TASK PROMPT: Which lines hold the word "nIndex"? Show each of them.

--- BEGIN GIVEN RECORDS ---

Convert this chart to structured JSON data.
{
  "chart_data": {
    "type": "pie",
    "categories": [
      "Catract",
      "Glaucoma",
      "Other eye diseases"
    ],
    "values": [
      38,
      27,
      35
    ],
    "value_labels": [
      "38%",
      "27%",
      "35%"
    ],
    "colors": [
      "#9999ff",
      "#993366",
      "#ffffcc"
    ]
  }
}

--- END GIVEN RECORDS ---
--- BEGIN GIVEN RECORDS ---

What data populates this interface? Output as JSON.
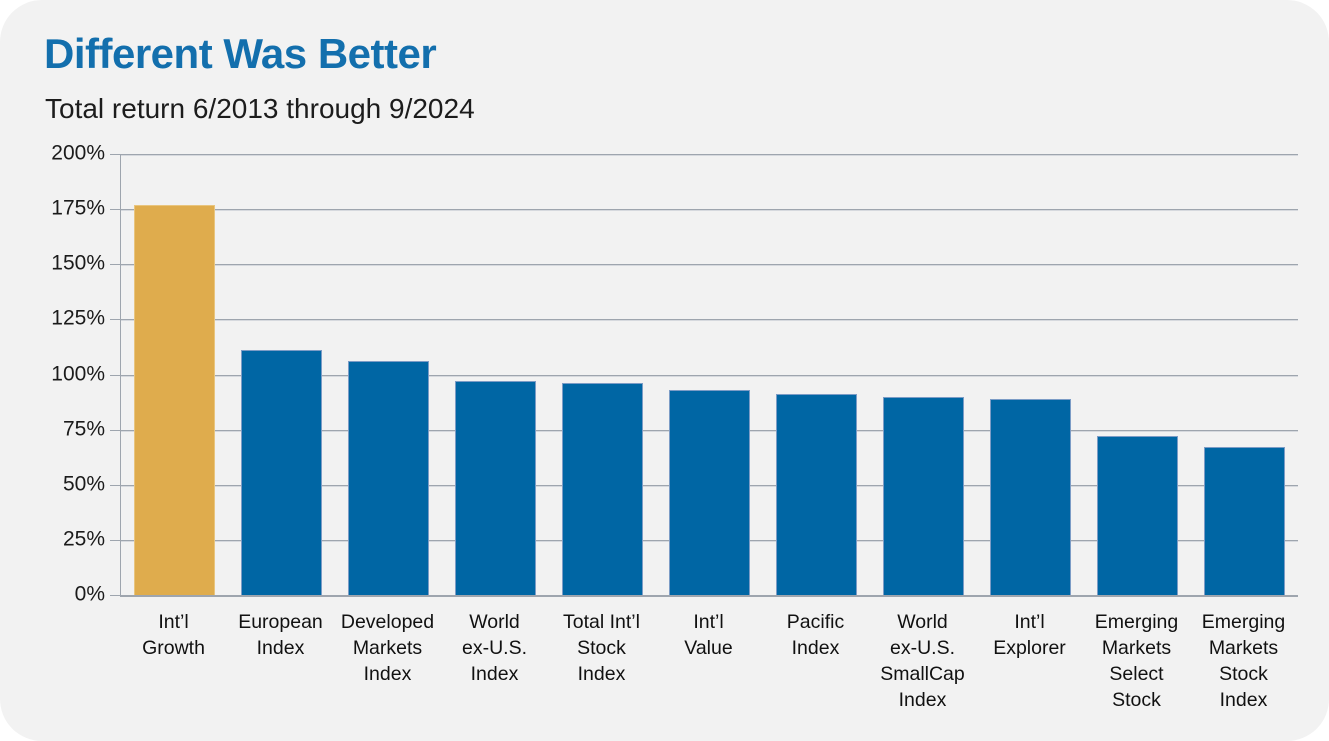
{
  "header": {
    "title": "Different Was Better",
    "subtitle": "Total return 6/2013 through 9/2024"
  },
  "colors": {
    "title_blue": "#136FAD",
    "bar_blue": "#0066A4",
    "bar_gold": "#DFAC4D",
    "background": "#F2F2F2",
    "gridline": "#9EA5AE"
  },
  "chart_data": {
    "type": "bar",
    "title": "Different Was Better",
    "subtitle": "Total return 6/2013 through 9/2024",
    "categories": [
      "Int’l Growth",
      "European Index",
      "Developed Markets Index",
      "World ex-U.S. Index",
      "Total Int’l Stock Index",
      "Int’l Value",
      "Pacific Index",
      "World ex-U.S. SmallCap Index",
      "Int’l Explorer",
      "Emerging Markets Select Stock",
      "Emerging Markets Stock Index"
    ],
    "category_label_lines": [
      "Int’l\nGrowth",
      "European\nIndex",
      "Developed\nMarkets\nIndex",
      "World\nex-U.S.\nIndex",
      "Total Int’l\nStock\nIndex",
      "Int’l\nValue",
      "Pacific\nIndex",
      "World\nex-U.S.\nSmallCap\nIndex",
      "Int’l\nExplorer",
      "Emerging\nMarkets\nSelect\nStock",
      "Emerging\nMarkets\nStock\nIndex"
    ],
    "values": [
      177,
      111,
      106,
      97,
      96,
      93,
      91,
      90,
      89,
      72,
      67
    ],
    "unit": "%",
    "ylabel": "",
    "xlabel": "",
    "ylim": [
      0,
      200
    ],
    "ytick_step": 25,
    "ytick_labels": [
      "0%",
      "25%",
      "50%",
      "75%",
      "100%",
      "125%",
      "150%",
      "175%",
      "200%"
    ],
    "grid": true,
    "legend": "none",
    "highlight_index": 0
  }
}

--- END GIVEN RECORDS ---

SOLUTION FOR THIS EXERCISE:
      "European\nIndex",
      "Developed\nMarkets\nIndex",
      "World\nex-U.S.\nIndex",
      "Total Int’l\nStock\nIndex",
      "Pacific\nIndex",
      "World\nex-U.S.\nSmallCap\nIndex",
      "Emerging\nMarkets\nStock\nIndex"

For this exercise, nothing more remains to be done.